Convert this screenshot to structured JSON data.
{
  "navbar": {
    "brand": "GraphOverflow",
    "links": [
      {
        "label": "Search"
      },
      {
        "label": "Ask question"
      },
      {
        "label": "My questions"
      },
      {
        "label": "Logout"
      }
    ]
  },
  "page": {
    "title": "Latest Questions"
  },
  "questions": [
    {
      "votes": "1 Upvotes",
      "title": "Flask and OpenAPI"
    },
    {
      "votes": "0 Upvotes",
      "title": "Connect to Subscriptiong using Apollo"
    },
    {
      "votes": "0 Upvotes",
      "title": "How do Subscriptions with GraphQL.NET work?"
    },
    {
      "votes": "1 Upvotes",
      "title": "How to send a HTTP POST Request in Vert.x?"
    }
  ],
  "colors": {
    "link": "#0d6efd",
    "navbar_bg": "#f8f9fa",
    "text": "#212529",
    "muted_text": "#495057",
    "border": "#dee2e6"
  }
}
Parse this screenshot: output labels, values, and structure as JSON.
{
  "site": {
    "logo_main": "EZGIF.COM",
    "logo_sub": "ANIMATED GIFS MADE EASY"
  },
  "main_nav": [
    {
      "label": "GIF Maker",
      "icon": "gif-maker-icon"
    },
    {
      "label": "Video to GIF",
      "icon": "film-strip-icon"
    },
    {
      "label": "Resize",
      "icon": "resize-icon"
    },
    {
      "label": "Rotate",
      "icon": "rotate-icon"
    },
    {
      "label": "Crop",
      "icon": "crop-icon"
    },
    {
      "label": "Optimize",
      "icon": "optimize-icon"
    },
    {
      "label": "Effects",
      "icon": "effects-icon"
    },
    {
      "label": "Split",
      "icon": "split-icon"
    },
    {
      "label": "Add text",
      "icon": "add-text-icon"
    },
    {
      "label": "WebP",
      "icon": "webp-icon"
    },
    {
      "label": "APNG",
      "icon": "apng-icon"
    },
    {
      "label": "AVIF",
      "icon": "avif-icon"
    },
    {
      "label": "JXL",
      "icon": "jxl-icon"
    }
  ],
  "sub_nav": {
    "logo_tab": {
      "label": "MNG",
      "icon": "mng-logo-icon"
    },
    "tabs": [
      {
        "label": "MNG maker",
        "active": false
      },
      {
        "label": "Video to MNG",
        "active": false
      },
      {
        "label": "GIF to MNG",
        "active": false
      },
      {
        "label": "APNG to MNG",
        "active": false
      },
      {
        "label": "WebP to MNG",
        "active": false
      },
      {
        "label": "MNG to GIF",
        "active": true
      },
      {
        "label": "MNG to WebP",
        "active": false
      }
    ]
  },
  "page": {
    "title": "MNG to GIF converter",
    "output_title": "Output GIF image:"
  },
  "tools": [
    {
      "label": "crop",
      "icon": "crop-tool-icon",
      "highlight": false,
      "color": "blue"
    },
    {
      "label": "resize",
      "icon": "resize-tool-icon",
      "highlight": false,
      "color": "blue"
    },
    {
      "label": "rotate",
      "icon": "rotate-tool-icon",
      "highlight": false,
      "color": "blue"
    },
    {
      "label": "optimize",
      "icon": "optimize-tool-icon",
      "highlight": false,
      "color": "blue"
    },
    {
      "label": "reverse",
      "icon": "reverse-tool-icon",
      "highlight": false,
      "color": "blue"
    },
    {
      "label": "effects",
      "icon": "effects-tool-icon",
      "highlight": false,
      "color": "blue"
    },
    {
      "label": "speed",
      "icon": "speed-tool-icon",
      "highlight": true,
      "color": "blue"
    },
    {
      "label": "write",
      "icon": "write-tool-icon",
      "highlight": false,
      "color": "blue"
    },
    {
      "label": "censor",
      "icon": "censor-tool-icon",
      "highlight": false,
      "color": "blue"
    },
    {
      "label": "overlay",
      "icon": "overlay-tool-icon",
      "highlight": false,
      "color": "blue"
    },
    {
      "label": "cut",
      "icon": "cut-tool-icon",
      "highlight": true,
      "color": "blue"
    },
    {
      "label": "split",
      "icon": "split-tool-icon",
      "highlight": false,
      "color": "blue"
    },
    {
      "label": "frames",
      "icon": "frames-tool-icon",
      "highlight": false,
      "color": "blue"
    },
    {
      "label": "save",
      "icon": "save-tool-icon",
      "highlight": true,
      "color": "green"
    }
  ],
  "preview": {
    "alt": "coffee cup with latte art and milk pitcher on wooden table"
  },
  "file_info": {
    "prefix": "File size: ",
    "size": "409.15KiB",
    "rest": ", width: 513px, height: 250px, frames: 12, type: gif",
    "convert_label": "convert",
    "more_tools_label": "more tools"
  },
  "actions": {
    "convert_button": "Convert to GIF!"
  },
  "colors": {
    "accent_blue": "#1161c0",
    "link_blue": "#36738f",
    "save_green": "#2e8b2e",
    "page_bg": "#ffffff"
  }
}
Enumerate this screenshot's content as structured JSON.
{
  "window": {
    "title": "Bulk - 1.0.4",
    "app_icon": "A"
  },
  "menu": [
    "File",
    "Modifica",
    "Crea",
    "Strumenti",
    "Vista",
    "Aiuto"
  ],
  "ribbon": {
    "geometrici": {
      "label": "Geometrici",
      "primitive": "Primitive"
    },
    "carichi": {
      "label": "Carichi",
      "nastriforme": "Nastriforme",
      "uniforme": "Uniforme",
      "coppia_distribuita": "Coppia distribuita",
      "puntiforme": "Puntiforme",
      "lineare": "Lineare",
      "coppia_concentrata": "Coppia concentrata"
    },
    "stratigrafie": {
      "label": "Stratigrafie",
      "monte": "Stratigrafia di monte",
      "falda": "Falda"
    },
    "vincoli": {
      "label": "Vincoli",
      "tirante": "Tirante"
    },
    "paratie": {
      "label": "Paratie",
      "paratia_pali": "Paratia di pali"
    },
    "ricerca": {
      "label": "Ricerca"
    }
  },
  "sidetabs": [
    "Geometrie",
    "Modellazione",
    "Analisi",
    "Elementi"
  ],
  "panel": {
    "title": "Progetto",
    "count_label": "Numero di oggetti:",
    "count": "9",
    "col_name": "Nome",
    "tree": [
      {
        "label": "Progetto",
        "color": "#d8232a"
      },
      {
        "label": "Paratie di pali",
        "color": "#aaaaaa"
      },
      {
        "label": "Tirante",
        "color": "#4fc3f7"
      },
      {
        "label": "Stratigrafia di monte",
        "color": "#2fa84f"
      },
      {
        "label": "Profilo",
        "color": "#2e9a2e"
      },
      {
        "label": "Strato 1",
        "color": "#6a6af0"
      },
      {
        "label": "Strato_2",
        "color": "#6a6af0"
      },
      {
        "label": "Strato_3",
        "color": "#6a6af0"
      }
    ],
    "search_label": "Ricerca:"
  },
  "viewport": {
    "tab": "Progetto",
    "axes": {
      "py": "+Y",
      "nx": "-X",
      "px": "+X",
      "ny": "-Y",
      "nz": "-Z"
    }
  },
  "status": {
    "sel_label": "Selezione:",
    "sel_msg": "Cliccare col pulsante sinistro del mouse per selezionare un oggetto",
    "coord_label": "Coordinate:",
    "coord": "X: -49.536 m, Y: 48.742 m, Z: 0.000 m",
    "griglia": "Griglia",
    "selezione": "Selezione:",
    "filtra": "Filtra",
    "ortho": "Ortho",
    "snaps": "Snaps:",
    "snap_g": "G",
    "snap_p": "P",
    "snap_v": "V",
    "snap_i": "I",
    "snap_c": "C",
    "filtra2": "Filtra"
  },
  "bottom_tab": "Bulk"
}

● **WHAT IS ASKED**:
From the entries above, collect every line with the string "Video" in it.

● **FINISHED ANSWER**:
      "label": "Video to GIF",
        "label": "Video to MNG",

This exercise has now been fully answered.